» **TASK TO COMPLETE**
Find every line with "grid" in it, then report how many there are and nothing more.

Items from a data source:
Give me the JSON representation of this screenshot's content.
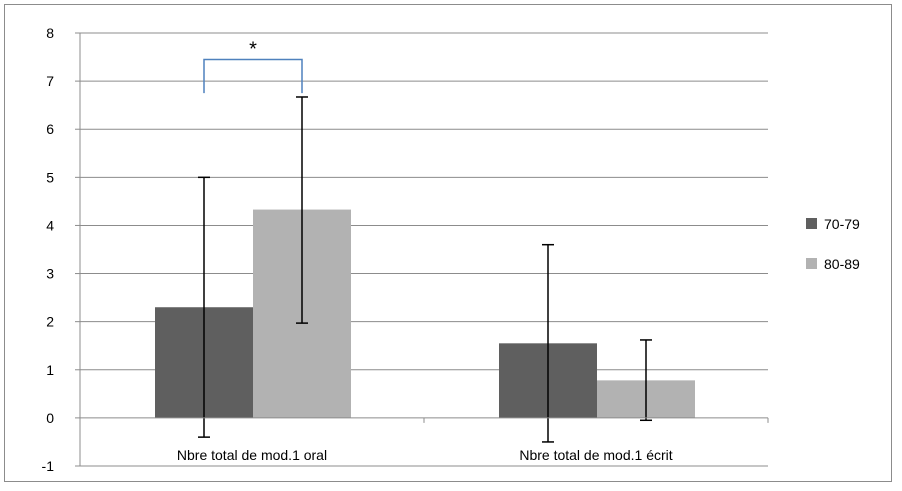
{
  "chart_data": {
    "type": "bar",
    "categories": [
      "Nbre total de mod.1 oral",
      "Nbre total de mod.1 écrit"
    ],
    "series": [
      {
        "name": "70-79",
        "color": "#5f5f5f",
        "values": [
          2.3,
          1.55
        ],
        "err_low": [
          -0.4,
          -0.5
        ],
        "err_high": [
          5.0,
          3.6
        ]
      },
      {
        "name": "80-89",
        "color": "#b2b2b2",
        "values": [
          4.33,
          0.78
        ],
        "err_low": [
          1.97,
          -0.05
        ],
        "err_high": [
          6.67,
          1.62
        ]
      }
    ],
    "ylim": [
      -1,
      8
    ],
    "yticks": [
      "-1",
      "0",
      "1",
      "2",
      "3",
      "4",
      "5",
      "6",
      "7",
      "8"
    ],
    "grid": true,
    "legend_position": "right",
    "annotation": {
      "text": "*",
      "color": "#4f81bd",
      "category_index": 0
    }
  }
}
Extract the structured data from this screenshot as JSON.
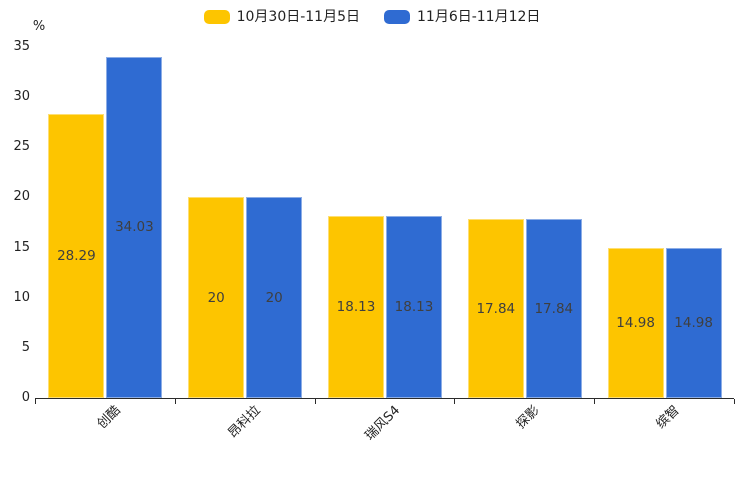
{
  "legend": {
    "items": [
      {
        "label": "10月30日-11月5日",
        "color": "#FDC500"
      },
      {
        "label": "11月6日-11月12日",
        "color": "#2F6BD2"
      }
    ]
  },
  "chart_data": {
    "type": "bar",
    "title": "",
    "unit": "%",
    "categories": [
      "创酷",
      "昂科拉",
      "瑞风S4",
      "探影",
      "缤智"
    ],
    "series": [
      {
        "name": "10月30日-11月5日",
        "color": "#FDC500",
        "values": [
          28.29,
          20,
          18.13,
          17.84,
          14.98
        ],
        "labels": [
          "28.29",
          "20",
          "18.13",
          "17.84",
          "14.98"
        ]
      },
      {
        "name": "11月6日-11月12日",
        "color": "#2F6BD2",
        "values": [
          34.03,
          20,
          18.13,
          17.84,
          14.98
        ],
        "labels": [
          "34.03",
          "20",
          "18.13",
          "17.84",
          "14.98"
        ]
      }
    ],
    "y_ticks": [
      0,
      5,
      10,
      15,
      20,
      25,
      30,
      35
    ],
    "ylim": [
      0,
      35
    ],
    "grid": false,
    "legend_position": "top-center",
    "value_label_position": "inside-center",
    "value_label_color": "#3F3F3F",
    "axis_color": "#2B2B2B",
    "x_label_rotation_deg": 45
  }
}
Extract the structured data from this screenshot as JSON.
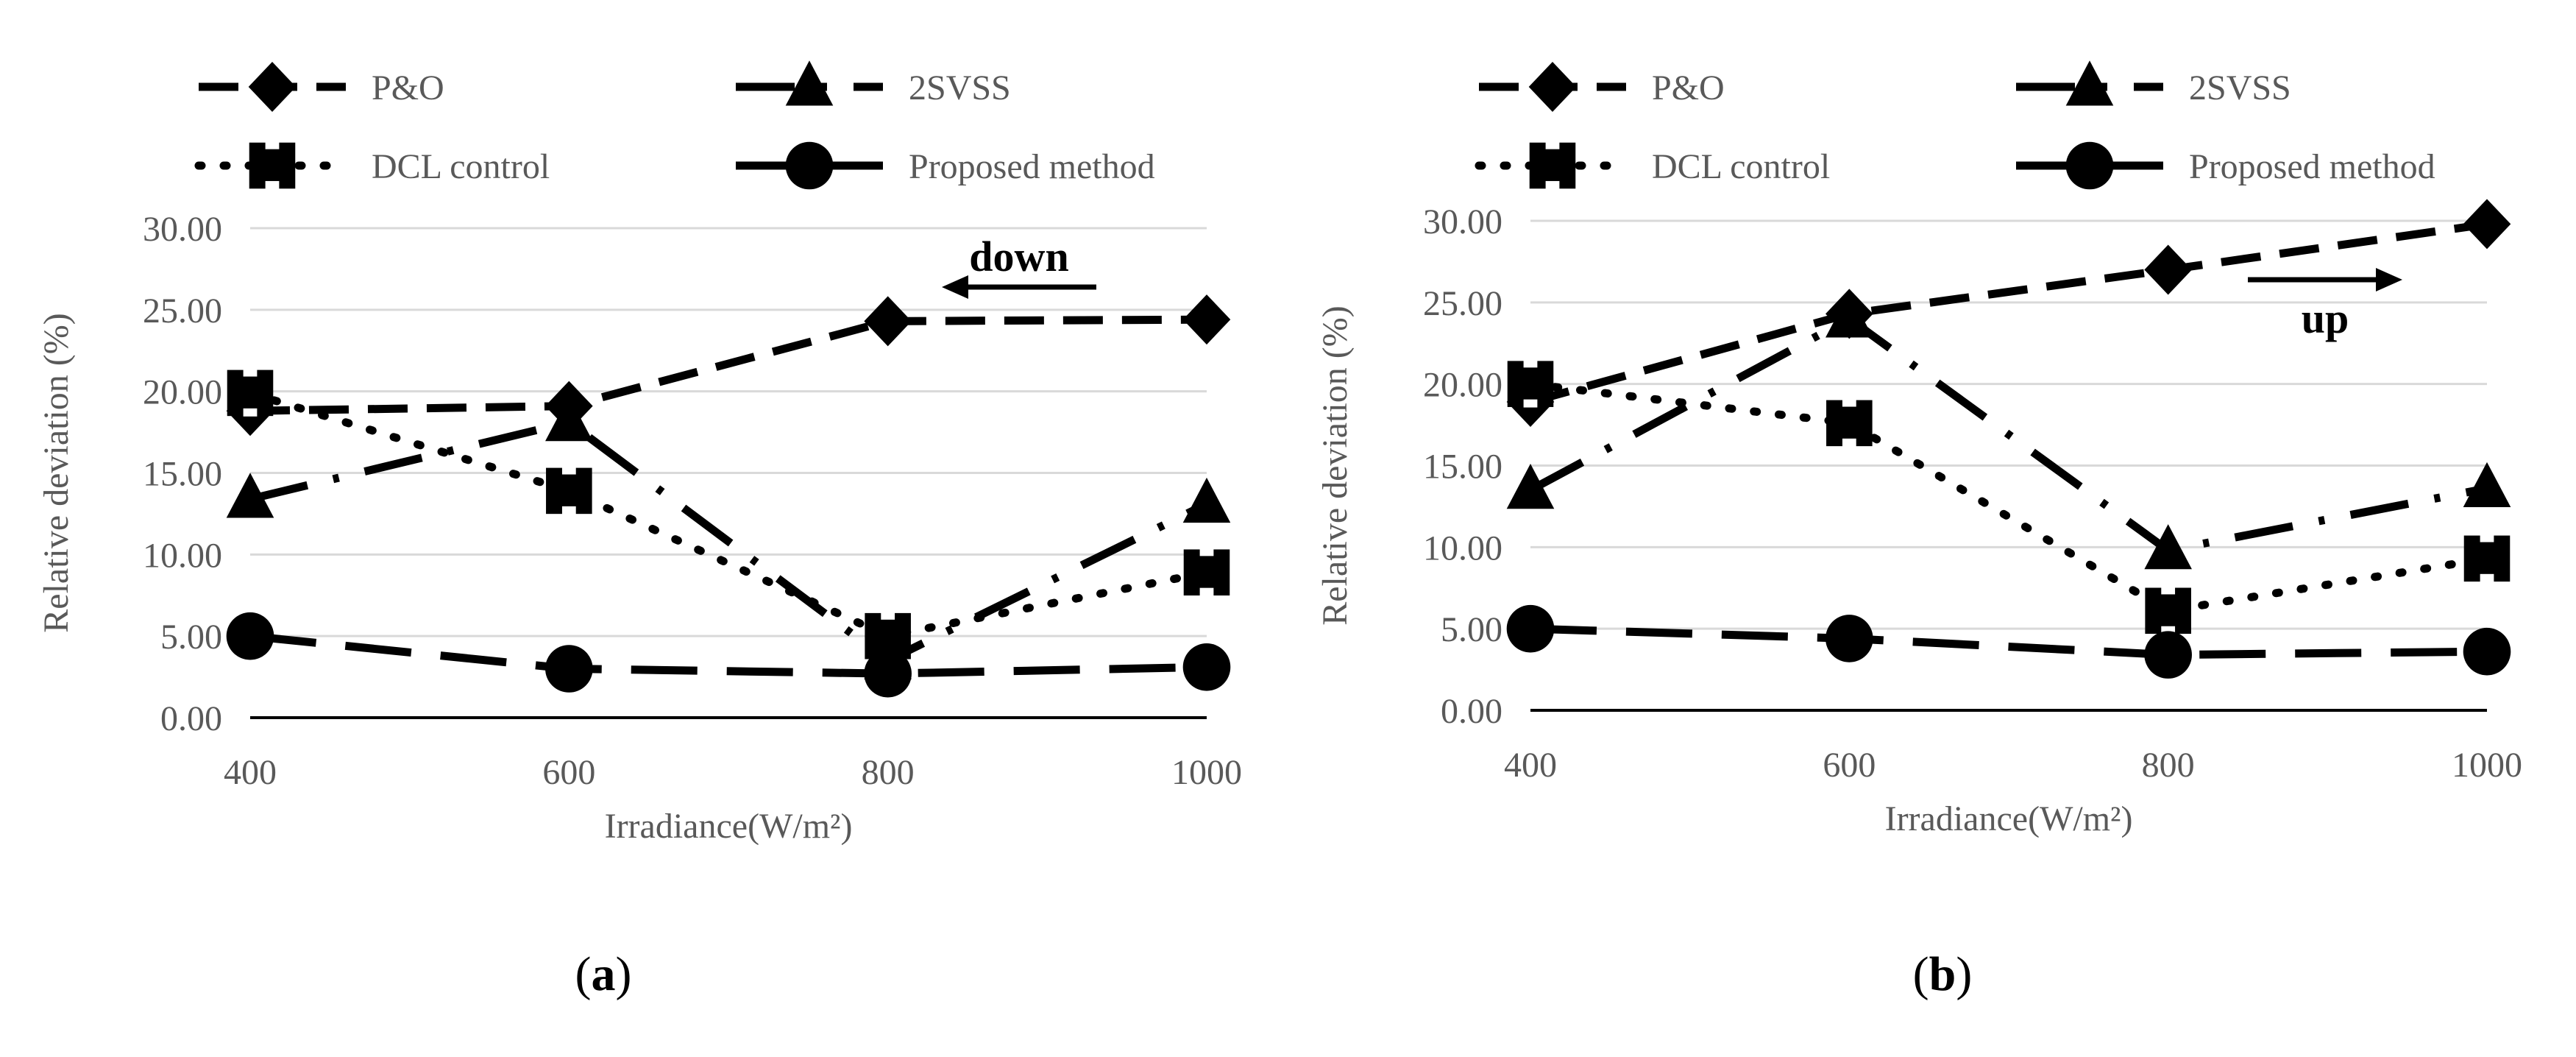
{
  "chart_data": [
    {
      "type": "line",
      "panel_label": "(a)",
      "xlabel": "Irradiance(W/m²)",
      "ylabel": "Relative deviation (%)",
      "x": [
        400,
        600,
        800,
        1000
      ],
      "xticks": [
        "400",
        "600",
        "800",
        "1000"
      ],
      "ylim": [
        0,
        30
      ],
      "yticks": [
        "0.00",
        "5.00",
        "10.00",
        "15.00",
        "20.00",
        "25.00",
        "30.00"
      ],
      "grid": true,
      "legend_position": "top",
      "annotation": {
        "text": "down",
        "arrow": "left"
      },
      "series": [
        {
          "name": "P&O",
          "marker": "diamond",
          "line": "dash",
          "values": [
            18.8,
            19.1,
            24.3,
            24.4
          ]
        },
        {
          "name": "2SVSS",
          "marker": "triangle",
          "line": "longdashdot",
          "values": [
            13.4,
            18.1,
            3.5,
            13.1
          ]
        },
        {
          "name": "DCL control",
          "marker": "square",
          "line": "dot",
          "values": [
            19.9,
            13.9,
            5.0,
            8.9
          ]
        },
        {
          "name": "Proposed method",
          "marker": "circle",
          "line": "longdash",
          "values": [
            5.0,
            3.0,
            2.7,
            3.1
          ]
        }
      ]
    },
    {
      "type": "line",
      "panel_label": "(b)",
      "xlabel": "Irradiance(W/m²)",
      "ylabel": "Relative deviation (%)",
      "x": [
        400,
        600,
        800,
        1000
      ],
      "xticks": [
        "400",
        "600",
        "800",
        "1000"
      ],
      "ylim": [
        0,
        30
      ],
      "yticks": [
        "0.00",
        "5.00",
        "10.00",
        "15.00",
        "20.00",
        "25.00",
        "30.00"
      ],
      "grid": true,
      "legend_position": "top",
      "annotation": {
        "text": "up",
        "arrow": "right"
      },
      "series": [
        {
          "name": "P&O",
          "marker": "diamond",
          "line": "dash",
          "values": [
            18.9,
            24.3,
            27.0,
            29.8
          ]
        },
        {
          "name": "2SVSS",
          "marker": "triangle",
          "line": "longdashdot",
          "values": [
            13.5,
            24.0,
            9.8,
            13.6
          ]
        },
        {
          "name": "DCL control",
          "marker": "square",
          "line": "dot",
          "values": [
            20.0,
            17.6,
            6.1,
            9.3
          ]
        },
        {
          "name": "Proposed method",
          "marker": "circle",
          "line": "longdash",
          "values": [
            5.0,
            4.4,
            3.4,
            3.6
          ]
        }
      ]
    }
  ]
}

» **FULL OUTPUT**
4